*Excerpted data*.
····················
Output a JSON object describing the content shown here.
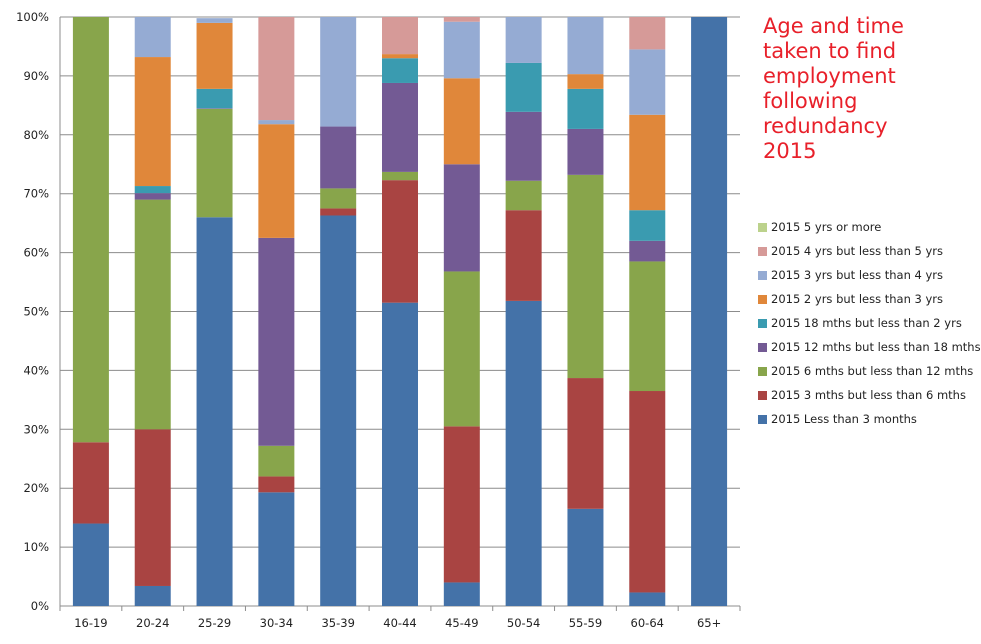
{
  "chart_data": {
    "type": "bar",
    "stacked": true,
    "title_lines": [
      "Age and time",
      "taken to find",
      "employment",
      "following",
      "redundancy",
      "2015"
    ],
    "title": "Age and time taken to find employment following redundancy 2015",
    "xlabel": "",
    "ylabel": "",
    "ylim": [
      0,
      100
    ],
    "y_ticks": [
      "0%",
      "10%",
      "20%",
      "30%",
      "40%",
      "50%",
      "60%",
      "70%",
      "80%",
      "90%",
      "100%"
    ],
    "grid": true,
    "legend_position": "right",
    "categories": [
      "16-19",
      "20-24",
      "25-29",
      "30-34",
      "35-39",
      "40-44",
      "45-49",
      "50-54",
      "55-59",
      "60-64",
      "65+"
    ],
    "series": [
      {
        "name": "2015 Less than 3 months",
        "color": "#4472a8",
        "values": [
          14,
          3.4,
          66,
          19.3,
          66.3,
          51.5,
          4,
          51.8,
          16.5,
          2.3,
          100
        ]
      },
      {
        "name": "2015 3 mths but less than 6 mths",
        "color": "#a94442",
        "values": [
          13.8,
          26.6,
          0,
          2.7,
          1.2,
          20.8,
          26.5,
          15.4,
          22.2,
          34.2,
          0
        ]
      },
      {
        "name": "2015 6 mths but less than 12 mths",
        "color": "#88a54b",
        "values": [
          72.2,
          39,
          18.4,
          5.2,
          3.4,
          1.4,
          26.3,
          5,
          34.5,
          22,
          0
        ]
      },
      {
        "name": "2015 12 mths but less than 18 mths",
        "color": "#735a94",
        "values": [
          0,
          1.1,
          0.1,
          35.3,
          10.5,
          15.1,
          18.2,
          11.7,
          7.8,
          3.5,
          0
        ]
      },
      {
        "name": "2015 18 mths but less than 2 yrs",
        "color": "#3a9bb0",
        "values": [
          0,
          1.2,
          3.3,
          0,
          0,
          4.2,
          0,
          8.3,
          6.8,
          5.2,
          0
        ]
      },
      {
        "name": "2015 2 yrs but less than 3 yrs",
        "color": "#e0873a",
        "values": [
          0,
          21.9,
          11.2,
          19.3,
          0,
          0.7,
          14.6,
          0,
          2.5,
          16.2,
          0
        ]
      },
      {
        "name": "2015 3 yrs but less than 4 yrs",
        "color": "#95abd3",
        "values": [
          0,
          6.8,
          0.8,
          0.7,
          18.6,
          0,
          9.6,
          7.8,
          9.7,
          11.1,
          0
        ]
      },
      {
        "name": "2015 4 yrs but less than 5 yrs",
        "color": "#d69a98",
        "values": [
          0,
          0,
          0,
          17.5,
          0,
          6.3,
          0.8,
          0,
          0,
          5.5,
          0
        ]
      },
      {
        "name": "2015 5 yrs or more",
        "color": "#bcd28c",
        "values": [
          0,
          0,
          0,
          0,
          0,
          0,
          0,
          0,
          0,
          0,
          0
        ]
      }
    ]
  }
}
····················
*Exercise prompt*. From the records given above, reproduce all text exactly and exclude each picture.

*The answer*.
Output a JSON object describing the content shown here.
{
  "chart_data": {
    "type": "bar",
    "stacked": true,
    "title_lines": [
      "Age and time",
      "taken to find",
      "employment",
      "following",
      "redundancy",
      "2015"
    ],
    "title": "Age and time taken to find employment following redundancy 2015",
    "xlabel": "",
    "ylabel": "",
    "ylim": [
      0,
      100
    ],
    "y_ticks": [
      "0%",
      "10%",
      "20%",
      "30%",
      "40%",
      "50%",
      "60%",
      "70%",
      "80%",
      "90%",
      "100%"
    ],
    "grid": true,
    "legend_position": "right",
    "categories": [
      "16-19",
      "20-24",
      "25-29",
      "30-34",
      "35-39",
      "40-44",
      "45-49",
      "50-54",
      "55-59",
      "60-64",
      "65+"
    ],
    "series": [
      {
        "name": "2015 Less than 3 months",
        "color": "#4472a8",
        "values": [
          14,
          3.4,
          66,
          19.3,
          66.3,
          51.5,
          4,
          51.8,
          16.5,
          2.3,
          100
        ]
      },
      {
        "name": "2015 3 mths but less than 6 mths",
        "color": "#a94442",
        "values": [
          13.8,
          26.6,
          0,
          2.7,
          1.2,
          20.8,
          26.5,
          15.4,
          22.2,
          34.2,
          0
        ]
      },
      {
        "name": "2015 6 mths but less than 12 mths",
        "color": "#88a54b",
        "values": [
          72.2,
          39,
          18.4,
          5.2,
          3.4,
          1.4,
          26.3,
          5,
          34.5,
          22,
          0
        ]
      },
      {
        "name": "2015 12 mths but less than 18 mths",
        "color": "#735a94",
        "values": [
          0,
          1.1,
          0.1,
          35.3,
          10.5,
          15.1,
          18.2,
          11.7,
          7.8,
          3.5,
          0
        ]
      },
      {
        "name": "2015 18 mths but less than 2 yrs",
        "color": "#3a9bb0",
        "values": [
          0,
          1.2,
          3.3,
          0,
          0,
          4.2,
          0,
          8.3,
          6.8,
          5.2,
          0
        ]
      },
      {
        "name": "2015 2 yrs but less than 3 yrs",
        "color": "#e0873a",
        "values": [
          0,
          21.9,
          11.2,
          19.3,
          0,
          0.7,
          14.6,
          0,
          2.5,
          16.2,
          0
        ]
      },
      {
        "name": "2015 3 yrs but less than 4 yrs",
        "color": "#95abd3",
        "values": [
          0,
          6.8,
          0.8,
          0.7,
          18.6,
          0,
          9.6,
          7.8,
          9.7,
          11.1,
          0
        ]
      },
      {
        "name": "2015 4 yrs but less than 5 yrs",
        "color": "#d69a98",
        "values": [
          0,
          0,
          0,
          17.5,
          0,
          6.3,
          0.8,
          0,
          0,
          5.5,
          0
        ]
      },
      {
        "name": "2015 5 yrs or more",
        "color": "#bcd28c",
        "values": [
          0,
          0,
          0,
          0,
          0,
          0,
          0,
          0,
          0,
          0,
          0
        ]
      }
    ]
  }
}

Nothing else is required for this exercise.